** start of Exercise inputs **

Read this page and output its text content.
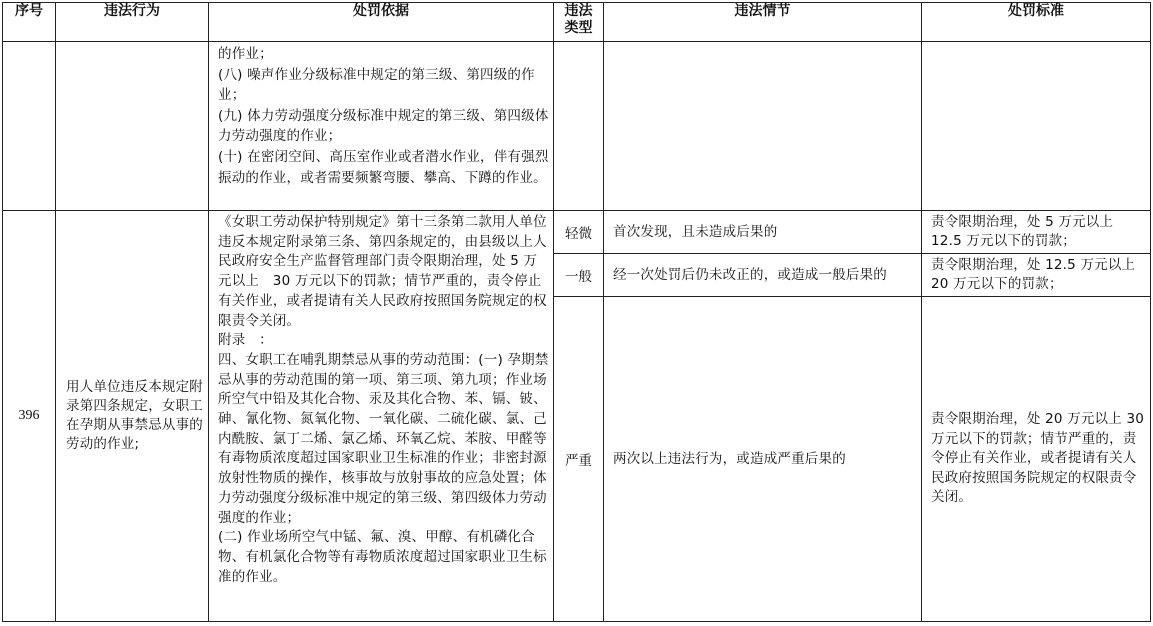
序号	违法行为	处罚依据	违法类型	违法情节	处罚标准

		的作业；
(八) 噪声作业分级标准中规定的第三级、第四级的作业；
(九) 体力劳动强度分级标准中规定的第三级、第四级体力劳动强度的作业；
(十) 在密闭空间、高压室作业或者潜水作业，伴有强烈振动的作业，或者需要频繁弯腰、攀高、下蹲的作业。			

396	用人单位违反本规定附录第四条规定，女职工在孕期从事禁忌从事的劳动的作业;	《女职工劳动保护特别规定》第十三条第二款用人单位违反本规定附录第三条、第四条规定的，由县级以上人民政府安全生产监督管理部门责令限期治理，处 5 万元以上　30 万元以下的罚款；情节严重的，责令停止有关作业，或者提请有关人民政府按照国务院规定的权限责令关闭。
附录　：
四、女职工在哺乳期禁忌从事的劳动范围：(一) 孕期禁忌从事的劳动范围的第一项、第三项、第九项；作业场所空气中铅及其化合物、汞及其化合物、苯、镉、铍、砷、氰化物、氮氧化物、一氧化碳、二硫化碳、氯、己内酰胺、氯丁二烯、氯乙烯、环氧乙烷、苯胺、甲醛等有毒物质浓度超过国家职业卫生标准的作业；非密封源放射性物质的操作，核事故与放射事故的应急处置；体力劳动强度分级标准中规定的第三级、第四级体力劳动强度的作业；
(二) 作业场所空气中锰、氟、溴、甲醇、有机磷化合物、有机氯化合物等有毒物质浓度超过国家职业卫生标准的作业。	轻微	首次发现，且未造成后果的	责令限期治理，处 5 万元以上 12.5 万元以下的罚款；

			一般	经一次处罚后仍未改正的，或造成一般后果的	责令限期治理，处 12.5 万元以上　20 万元以下的罚款；

			严重	两次以上违法行为，或造成严重后果的	责令限期治理，处 20 万元以上 30 万元以下的罚款；情节严重的，责令停止有关作业，或者提请有关人民政府按照国务院规定的权限责令关闭。
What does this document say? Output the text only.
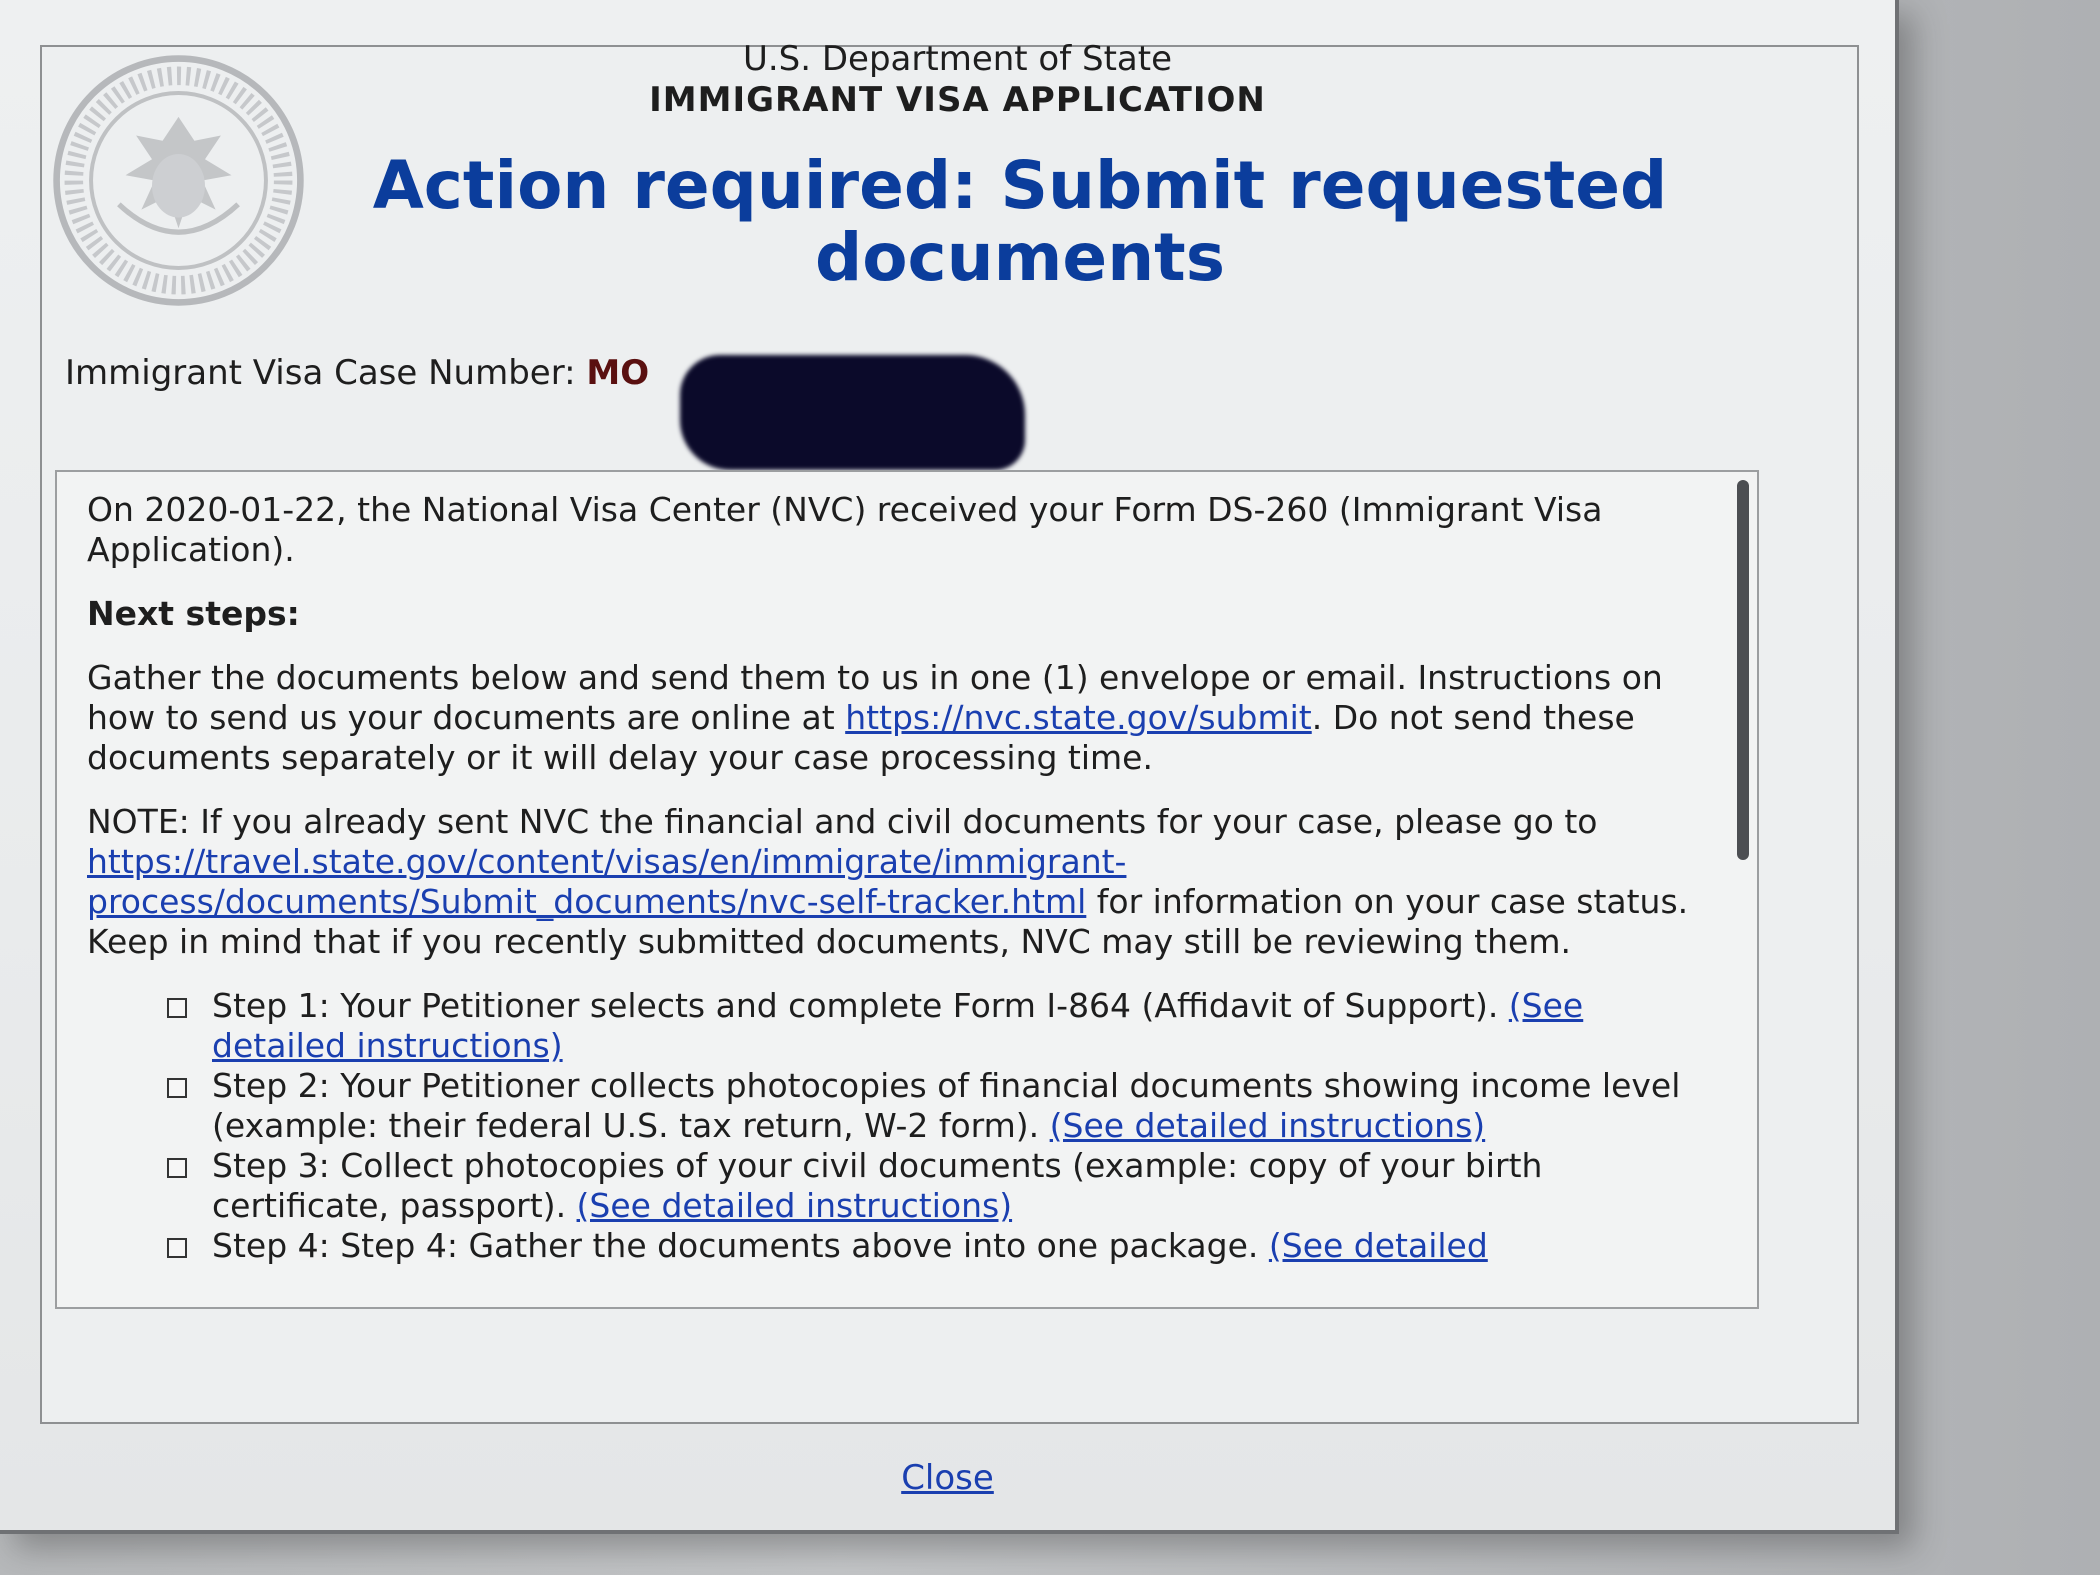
U.S. Department of State
IMMIGRANT VISA APPLICATION
Action required: Submit requested documents
Immigrant Visa Case Number: MO

On 2020-01-22, the National Visa Center (NVC) received your Form DS-260 (Immigrant Visa Application).

Next steps:

Gather the documents below and send them to us in one (1) envelope or email. Instructions on how to send us your documents are online at https://nvc.state.gov/submit. Do not send these documents separately or it will delay your case processing time.

NOTE: If you already sent NVC the financial and civil documents for your case, please go to https://travel.state.gov/content/visas/en/immigrate/immigrant-process/documents/Submit_documents/nvc-self-tracker.html for information on your case status. Keep in mind that if you recently submitted documents, NVC may still be reviewing them.

Step 1: Your Petitioner selects and complete Form I-864 (Affidavit of Support). (See detailed instructions)
Step 2: Your Petitioner collects photocopies of financial documents showing income level (example: their federal U.S. tax return, W-2 form). (See detailed instructions)
Step 3: Collect photocopies of your civil documents (example: copy of your birth certificate, passport). (See detailed instructions)
Step 4: Step 4: Gather the documents above into one package. (See detailed
Close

** end of Exercise inputs **

Task details: Identify all lines where the word "体力劳动强度分级标准中规定的第三级" shows up. Copy them.

Solution for this problem:
(九) 体力劳动强度分级标准中规定的第三级、第四级体力劳动强度的作业；
四、女职工在哺乳期禁忌从事的劳动范围：(一) 孕期禁忌从事的劳动范围的第一项、第三项、第九项；作业场所空气中铅及其化合物、汞及其化合物、苯、镉、铍、砷、氰化物、氮氧化物、一氧化碳、二硫化碳、氯、己内酰胺、氯丁二烯、氯乙烯、环氧乙烷、苯胺、甲醛等有毒物质浓度超过国家职业卫生标准的作业；非密封源放射性物质的操作，核事故与放射事故的应急处置；体力劳动强度分级标准中规定的第三级、第四级体力劳动强度的作业；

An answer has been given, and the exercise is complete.